● **Material for this exercise**:
___
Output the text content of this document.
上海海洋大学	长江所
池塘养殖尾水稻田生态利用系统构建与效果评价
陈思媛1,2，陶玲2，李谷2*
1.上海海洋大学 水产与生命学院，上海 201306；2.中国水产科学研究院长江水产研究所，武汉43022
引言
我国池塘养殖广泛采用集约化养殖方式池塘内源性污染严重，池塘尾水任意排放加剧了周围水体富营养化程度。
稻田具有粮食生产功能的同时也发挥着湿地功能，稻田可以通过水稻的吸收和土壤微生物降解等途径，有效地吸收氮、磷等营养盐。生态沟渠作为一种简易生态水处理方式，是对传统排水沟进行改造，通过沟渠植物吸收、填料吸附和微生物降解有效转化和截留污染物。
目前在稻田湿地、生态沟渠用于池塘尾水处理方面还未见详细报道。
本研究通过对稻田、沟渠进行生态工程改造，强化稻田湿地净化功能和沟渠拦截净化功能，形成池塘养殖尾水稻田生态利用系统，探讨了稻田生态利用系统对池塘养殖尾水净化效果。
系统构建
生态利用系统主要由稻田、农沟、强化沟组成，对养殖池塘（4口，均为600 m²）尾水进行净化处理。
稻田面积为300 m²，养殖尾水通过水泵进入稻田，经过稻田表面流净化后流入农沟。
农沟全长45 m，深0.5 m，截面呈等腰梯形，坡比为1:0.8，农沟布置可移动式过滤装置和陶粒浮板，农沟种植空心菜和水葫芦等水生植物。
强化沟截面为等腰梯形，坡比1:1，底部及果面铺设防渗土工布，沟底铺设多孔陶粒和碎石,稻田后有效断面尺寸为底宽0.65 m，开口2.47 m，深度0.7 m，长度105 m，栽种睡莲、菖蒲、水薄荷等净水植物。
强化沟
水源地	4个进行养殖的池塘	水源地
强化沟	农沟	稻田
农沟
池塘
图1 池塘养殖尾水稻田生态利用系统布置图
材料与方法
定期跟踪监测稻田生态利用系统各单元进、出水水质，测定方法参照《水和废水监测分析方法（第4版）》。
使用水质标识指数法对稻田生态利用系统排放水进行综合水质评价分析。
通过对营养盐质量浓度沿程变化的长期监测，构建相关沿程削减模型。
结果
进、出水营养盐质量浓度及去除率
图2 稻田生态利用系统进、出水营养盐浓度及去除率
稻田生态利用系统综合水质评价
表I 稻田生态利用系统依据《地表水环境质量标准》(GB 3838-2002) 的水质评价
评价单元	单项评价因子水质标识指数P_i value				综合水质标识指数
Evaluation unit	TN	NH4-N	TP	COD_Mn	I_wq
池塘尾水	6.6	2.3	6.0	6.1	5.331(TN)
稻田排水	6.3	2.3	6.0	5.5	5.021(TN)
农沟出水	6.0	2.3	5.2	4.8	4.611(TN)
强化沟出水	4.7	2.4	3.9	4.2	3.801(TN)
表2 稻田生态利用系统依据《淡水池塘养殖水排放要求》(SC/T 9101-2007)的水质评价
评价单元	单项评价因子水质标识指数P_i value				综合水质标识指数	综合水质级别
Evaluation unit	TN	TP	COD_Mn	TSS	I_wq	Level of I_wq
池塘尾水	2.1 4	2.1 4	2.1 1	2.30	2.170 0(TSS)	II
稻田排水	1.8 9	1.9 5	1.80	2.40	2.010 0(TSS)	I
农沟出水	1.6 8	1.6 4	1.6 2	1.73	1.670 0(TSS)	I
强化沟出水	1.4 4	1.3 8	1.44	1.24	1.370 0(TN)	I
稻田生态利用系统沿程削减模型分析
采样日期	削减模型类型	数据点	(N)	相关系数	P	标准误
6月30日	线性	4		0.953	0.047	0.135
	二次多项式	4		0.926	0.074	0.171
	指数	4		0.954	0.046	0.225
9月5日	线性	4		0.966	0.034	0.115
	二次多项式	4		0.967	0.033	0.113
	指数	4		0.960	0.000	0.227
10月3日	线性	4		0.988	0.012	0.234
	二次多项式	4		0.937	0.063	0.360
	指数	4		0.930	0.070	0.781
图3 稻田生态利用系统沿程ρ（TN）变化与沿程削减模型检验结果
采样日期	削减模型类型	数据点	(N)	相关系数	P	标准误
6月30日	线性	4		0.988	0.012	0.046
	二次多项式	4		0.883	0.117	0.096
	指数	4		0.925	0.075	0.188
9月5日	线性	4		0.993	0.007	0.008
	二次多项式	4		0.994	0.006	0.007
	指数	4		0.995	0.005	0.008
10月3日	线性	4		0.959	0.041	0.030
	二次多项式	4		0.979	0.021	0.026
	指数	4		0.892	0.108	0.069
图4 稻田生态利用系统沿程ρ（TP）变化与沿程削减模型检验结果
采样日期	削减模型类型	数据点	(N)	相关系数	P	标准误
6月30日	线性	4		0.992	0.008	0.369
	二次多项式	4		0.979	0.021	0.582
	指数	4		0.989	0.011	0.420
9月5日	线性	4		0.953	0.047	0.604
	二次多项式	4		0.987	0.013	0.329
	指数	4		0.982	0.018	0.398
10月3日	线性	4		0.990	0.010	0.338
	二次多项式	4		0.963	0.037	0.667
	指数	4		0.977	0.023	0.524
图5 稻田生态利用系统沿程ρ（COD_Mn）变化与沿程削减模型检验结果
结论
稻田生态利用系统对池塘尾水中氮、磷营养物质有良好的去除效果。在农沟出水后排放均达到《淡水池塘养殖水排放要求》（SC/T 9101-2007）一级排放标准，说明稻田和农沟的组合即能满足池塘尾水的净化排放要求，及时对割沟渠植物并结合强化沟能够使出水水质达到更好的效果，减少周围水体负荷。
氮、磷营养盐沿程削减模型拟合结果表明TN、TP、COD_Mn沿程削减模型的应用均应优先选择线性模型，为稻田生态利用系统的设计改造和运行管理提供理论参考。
___
● **Aim**: Write out every entry exactly as given.

● **Exercise response**:
Output the text content of this document.
上海海洋大学	长江所
池塘养殖尾水稻田生态利用系统构建与效果评价
陈思媛1,2，陶玲2，李谷2*
1.上海海洋大学 水产与生命学院，上海 201306；2.中国水产科学研究院长江水产研究所，武汉43022
引言
我国池塘养殖广泛采用集约化养殖方式池塘内源性污染严重，池塘尾水任意排放加剧了周围水体富营养化程度。
稻田具有粮食生产功能的同时也发挥着湿地功能，稻田可以通过水稻的吸收和土壤微生物降解等途径，有效地吸收氮、磷等营养盐。生态沟渠作为一种简易生态水处理方式，是对传统排水沟进行改造，通过沟渠植物吸收、填料吸附和微生物降解有效转化和截留污染物。
目前在稻田湿地、生态沟渠用于池塘尾水处理方面还未见详细报道。
本研究通过对稻田、沟渠进行生态工程改造，强化稻田湿地净化功能和沟渠拦截净化功能，形成池塘养殖尾水稻田生态利用系统，探讨了稻田生态利用系统对池塘养殖尾水净化效果。
系统构建
生态利用系统主要由稻田、农沟、强化沟组成，对养殖池塘（4口，均为600 m²）尾水进行净化处理。
稻田面积为300 m²，养殖尾水通过水泵进入稻田，经过稻田表面流净化后流入农沟。
农沟全长45 m，深0.5 m，截面呈等腰梯形，坡比为1:0.8，农沟布置可移动式过滤装置和陶粒浮板，农沟种植空心菜和水葫芦等水生植物。
强化沟截面为等腰梯形，坡比1:1，底部及果面铺设防渗土工布，沟底铺设多孔陶粒和碎石,稻田后有效断面尺寸为底宽0.65 m，开口2.47 m，深度0.7 m，长度105 m，栽种睡莲、菖蒲、水薄荷等净水植物。
强化沟
水源地	4个进行养殖的池塘	水源地
强化沟	农沟	稻田
农沟
池塘
图1 池塘养殖尾水稻田生态利用系统布置图
材料与方法
定期跟踪监测稻田生态利用系统各单元进、出水水质，测定方法参照《水和废水监测分析方法（第4版）》。
使用水质标识指数法对稻田生态利用系统排放水进行综合水质评价分析。
通过对营养盐质量浓度沿程变化的长期监测，构建相关沿程削减模型。
结果
进、出水营养盐质量浓度及去除率
图2 稻田生态利用系统进、出水营养盐浓度及去除率
稻田生态利用系统综合水质评价
表I 稻田生态利用系统依据《地表水环境质量标准》(GB 3838-2002) 的水质评价
评价单元	单项评价因子水质标识指数P_i value				综合水质标识指数
Evaluation unit	TN	NH4-N	TP	COD_Mn	I_wq
池塘尾水	6.6	2.3	6.0	6.1	5.331(TN)
稻田排水	6.3	2.3	6.0	5.5	5.021(TN)
农沟出水	6.0	2.3	5.2	4.8	4.611(TN)
强化沟出水	4.7	2.4	3.9	4.2	3.801(TN)
表2 稻田生态利用系统依据《淡水池塘养殖水排放要求》(SC/T 9101-2007)的水质评价
评价单元	单项评价因子水质标识指数P_i value				综合水质标识指数	综合水质级别
Evaluation unit	TN	TP	COD_Mn	TSS	I_wq	Level of I_wq
池塘尾水	2.1 4	2.1 4	2.1 1	2.30	2.170 0(TSS)	II
稻田排水	1.8 9	1.9 5	1.80	2.40	2.010 0(TSS)	I
农沟出水	1.6 8	1.6 4	1.6 2	1.73	1.670 0(TSS)	I
强化沟出水	1.4 4	1.3 8	1.44	1.24	1.370 0(TN)	I
稻田生态利用系统沿程削减模型分析
采样日期	削减模型类型	数据点	(N)	相关系数	P	标准误
6月30日	线性	4		0.953	0.047	0.135
	二次多项式	4		0.926	0.074	0.171
	指数	4		0.954	0.046	0.225
9月5日	线性	4		0.966	0.034	0.115
	二次多项式	4		0.967	0.033	0.113
	指数	4		0.960	0.000	0.227
10月3日	线性	4		0.988	0.012	0.234
	二次多项式	4		0.937	0.063	0.360
	指数	4		0.930	0.070	0.781
图3 稻田生态利用系统沿程ρ（TN）变化与沿程削减模型检验结果
采样日期	削减模型类型	数据点	(N)	相关系数	P	标准误
6月30日	线性	4		0.988	0.012	0.046
	二次多项式	4		0.883	0.117	0.096
	指数	4		0.925	0.075	0.188
9月5日	线性	4		0.993	0.007	0.008
	二次多项式	4		0.994	0.006	0.007
	指数	4		0.995	0.005	0.008
10月3日	线性	4		0.959	0.041	0.030
	二次多项式	4		0.979	0.021	0.026
	指数	4		0.892	0.108	0.069
图4 稻田生态利用系统沿程ρ（TP）变化与沿程削减模型检验结果
采样日期	削减模型类型	数据点	(N)	相关系数	P	标准误
6月30日	线性	4		0.992	0.008	0.369
	二次多项式	4		0.979	0.021	0.582
	指数	4		0.989	0.011	0.420
9月5日	线性	4		0.953	0.047	0.604
	二次多项式	4		0.987	0.013	0.329
	指数	4		0.982	0.018	0.398
10月3日	线性	4		0.990	0.010	0.338
	二次多项式	4		0.963	0.037	0.667
	指数	4		0.977	0.023	0.524
图5 稻田生态利用系统沿程ρ（COD_Mn）变化与沿程削减模型检验结果
结论
稻田生态利用系统对池塘尾水中氮、磷营养物质有良好的去除效果。在农沟出水后排放均达到《淡水池塘养殖水排放要求》（SC/T 9101-2007）一级排放标准，说明稻田和农沟的组合即能满足池塘尾水的净化排放要求，及时对割沟渠植物并结合强化沟能够使出水水质达到更好的效果，减少周围水体负荷。
氮、磷营养盐沿程削减模型拟合结果表明TN、TP、COD_Mn沿程削减模型的应用均应优先选择线性模型，为稻田生态利用系统的设计改造和运行管理提供理论参考。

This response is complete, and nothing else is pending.